(Given instruction):
Which lines in the records below contain the word "apache"? Copy each of them.

(Stored items)
#####

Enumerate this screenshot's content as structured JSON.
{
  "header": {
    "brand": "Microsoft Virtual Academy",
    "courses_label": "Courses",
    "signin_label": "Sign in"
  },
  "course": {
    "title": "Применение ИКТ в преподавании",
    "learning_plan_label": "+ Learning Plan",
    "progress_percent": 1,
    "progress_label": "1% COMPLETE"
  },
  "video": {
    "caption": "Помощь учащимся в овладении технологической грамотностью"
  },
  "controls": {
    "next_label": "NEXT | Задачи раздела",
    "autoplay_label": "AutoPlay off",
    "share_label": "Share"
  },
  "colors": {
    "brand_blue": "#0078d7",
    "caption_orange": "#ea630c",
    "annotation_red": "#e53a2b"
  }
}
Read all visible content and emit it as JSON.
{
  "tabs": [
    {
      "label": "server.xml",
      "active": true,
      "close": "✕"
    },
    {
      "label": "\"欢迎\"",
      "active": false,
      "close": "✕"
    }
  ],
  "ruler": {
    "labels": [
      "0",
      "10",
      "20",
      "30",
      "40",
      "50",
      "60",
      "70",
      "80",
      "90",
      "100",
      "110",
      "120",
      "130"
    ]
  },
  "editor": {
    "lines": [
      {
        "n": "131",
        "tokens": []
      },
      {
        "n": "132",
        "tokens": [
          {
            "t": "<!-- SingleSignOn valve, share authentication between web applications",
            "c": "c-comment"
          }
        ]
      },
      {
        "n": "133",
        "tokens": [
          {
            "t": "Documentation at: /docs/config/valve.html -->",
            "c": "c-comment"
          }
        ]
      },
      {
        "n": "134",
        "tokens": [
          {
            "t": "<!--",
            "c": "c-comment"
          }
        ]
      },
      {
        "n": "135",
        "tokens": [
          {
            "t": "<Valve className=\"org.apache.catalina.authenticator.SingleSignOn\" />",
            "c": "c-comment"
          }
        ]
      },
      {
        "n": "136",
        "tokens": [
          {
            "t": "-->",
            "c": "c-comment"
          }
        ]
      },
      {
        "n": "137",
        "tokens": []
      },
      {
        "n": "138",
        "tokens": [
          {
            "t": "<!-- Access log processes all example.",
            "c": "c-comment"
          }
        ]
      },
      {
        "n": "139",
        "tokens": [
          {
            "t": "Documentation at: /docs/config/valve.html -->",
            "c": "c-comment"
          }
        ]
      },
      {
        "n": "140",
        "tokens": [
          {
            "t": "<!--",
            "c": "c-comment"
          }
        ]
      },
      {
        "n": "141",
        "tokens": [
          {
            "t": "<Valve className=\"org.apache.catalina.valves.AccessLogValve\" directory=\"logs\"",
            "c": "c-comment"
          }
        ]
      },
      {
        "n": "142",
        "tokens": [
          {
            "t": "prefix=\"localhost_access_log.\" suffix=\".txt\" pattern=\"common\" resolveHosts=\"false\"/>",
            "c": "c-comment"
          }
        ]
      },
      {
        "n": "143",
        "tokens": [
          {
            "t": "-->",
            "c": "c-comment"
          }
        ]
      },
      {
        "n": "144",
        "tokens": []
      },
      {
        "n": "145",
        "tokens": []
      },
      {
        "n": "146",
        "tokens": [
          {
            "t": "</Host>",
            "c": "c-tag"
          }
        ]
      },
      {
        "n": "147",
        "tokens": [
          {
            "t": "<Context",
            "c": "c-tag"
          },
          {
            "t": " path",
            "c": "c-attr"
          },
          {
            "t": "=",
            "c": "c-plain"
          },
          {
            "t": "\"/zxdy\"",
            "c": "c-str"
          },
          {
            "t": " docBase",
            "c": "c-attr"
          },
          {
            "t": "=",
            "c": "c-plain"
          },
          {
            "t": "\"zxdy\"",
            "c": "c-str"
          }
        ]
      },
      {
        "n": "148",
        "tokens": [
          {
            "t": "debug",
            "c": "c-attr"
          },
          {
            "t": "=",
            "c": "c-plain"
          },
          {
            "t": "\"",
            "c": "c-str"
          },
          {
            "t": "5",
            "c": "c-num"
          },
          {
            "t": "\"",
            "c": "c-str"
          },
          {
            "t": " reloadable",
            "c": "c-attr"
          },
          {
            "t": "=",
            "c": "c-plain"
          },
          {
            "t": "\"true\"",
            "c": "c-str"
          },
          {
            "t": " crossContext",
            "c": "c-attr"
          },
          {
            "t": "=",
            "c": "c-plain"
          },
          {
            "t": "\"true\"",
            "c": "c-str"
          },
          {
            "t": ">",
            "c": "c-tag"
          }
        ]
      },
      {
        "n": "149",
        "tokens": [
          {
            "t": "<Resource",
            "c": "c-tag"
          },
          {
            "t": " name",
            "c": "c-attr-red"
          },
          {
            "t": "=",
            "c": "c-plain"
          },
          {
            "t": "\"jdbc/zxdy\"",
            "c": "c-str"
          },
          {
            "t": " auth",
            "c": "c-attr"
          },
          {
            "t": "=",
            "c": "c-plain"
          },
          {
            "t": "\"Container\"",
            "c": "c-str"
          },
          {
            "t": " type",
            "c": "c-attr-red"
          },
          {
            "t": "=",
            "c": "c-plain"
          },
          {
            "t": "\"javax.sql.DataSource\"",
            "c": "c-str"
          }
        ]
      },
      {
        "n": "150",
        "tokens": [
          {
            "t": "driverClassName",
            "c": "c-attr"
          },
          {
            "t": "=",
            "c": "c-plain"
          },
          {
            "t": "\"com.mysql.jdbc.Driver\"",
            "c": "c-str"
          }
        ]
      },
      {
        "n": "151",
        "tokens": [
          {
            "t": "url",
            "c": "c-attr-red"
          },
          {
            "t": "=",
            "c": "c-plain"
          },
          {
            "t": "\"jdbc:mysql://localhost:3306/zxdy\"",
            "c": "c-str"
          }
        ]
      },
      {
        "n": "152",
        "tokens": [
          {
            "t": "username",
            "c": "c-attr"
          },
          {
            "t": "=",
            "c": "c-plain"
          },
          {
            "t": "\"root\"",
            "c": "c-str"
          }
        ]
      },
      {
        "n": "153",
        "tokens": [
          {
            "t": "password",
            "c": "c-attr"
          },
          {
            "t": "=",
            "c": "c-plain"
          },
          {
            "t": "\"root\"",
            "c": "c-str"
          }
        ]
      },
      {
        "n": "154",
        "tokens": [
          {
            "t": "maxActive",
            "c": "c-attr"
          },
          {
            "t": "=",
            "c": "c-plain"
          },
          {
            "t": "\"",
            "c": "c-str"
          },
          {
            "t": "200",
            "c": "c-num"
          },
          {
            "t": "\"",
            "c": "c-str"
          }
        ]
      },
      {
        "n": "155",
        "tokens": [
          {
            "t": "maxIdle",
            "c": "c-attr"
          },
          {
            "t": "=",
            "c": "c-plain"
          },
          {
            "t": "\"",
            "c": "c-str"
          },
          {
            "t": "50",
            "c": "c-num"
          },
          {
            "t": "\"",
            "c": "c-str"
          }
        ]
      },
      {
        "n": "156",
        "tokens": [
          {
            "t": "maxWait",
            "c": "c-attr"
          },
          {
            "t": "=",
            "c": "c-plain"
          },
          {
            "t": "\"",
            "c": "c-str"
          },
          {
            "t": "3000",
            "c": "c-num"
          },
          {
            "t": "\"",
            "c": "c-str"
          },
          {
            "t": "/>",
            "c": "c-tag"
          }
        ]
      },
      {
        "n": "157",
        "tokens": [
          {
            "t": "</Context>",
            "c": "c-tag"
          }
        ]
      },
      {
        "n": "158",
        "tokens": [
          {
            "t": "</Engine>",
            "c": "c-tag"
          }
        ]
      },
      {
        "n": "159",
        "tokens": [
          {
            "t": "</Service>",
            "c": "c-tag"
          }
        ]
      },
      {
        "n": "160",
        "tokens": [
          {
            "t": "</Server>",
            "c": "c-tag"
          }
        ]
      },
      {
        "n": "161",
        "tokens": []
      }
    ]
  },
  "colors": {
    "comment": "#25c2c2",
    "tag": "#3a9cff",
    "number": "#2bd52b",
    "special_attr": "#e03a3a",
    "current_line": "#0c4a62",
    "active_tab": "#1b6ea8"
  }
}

#####

(Answer below):
            "t": "<Valve className=\"org.apache.catalina.authenticator.SingleSignOn\" />",
            "t": "<Valve className=\"org.apache.catalina.valves.AccessLogValve\" directory=\"logs\"",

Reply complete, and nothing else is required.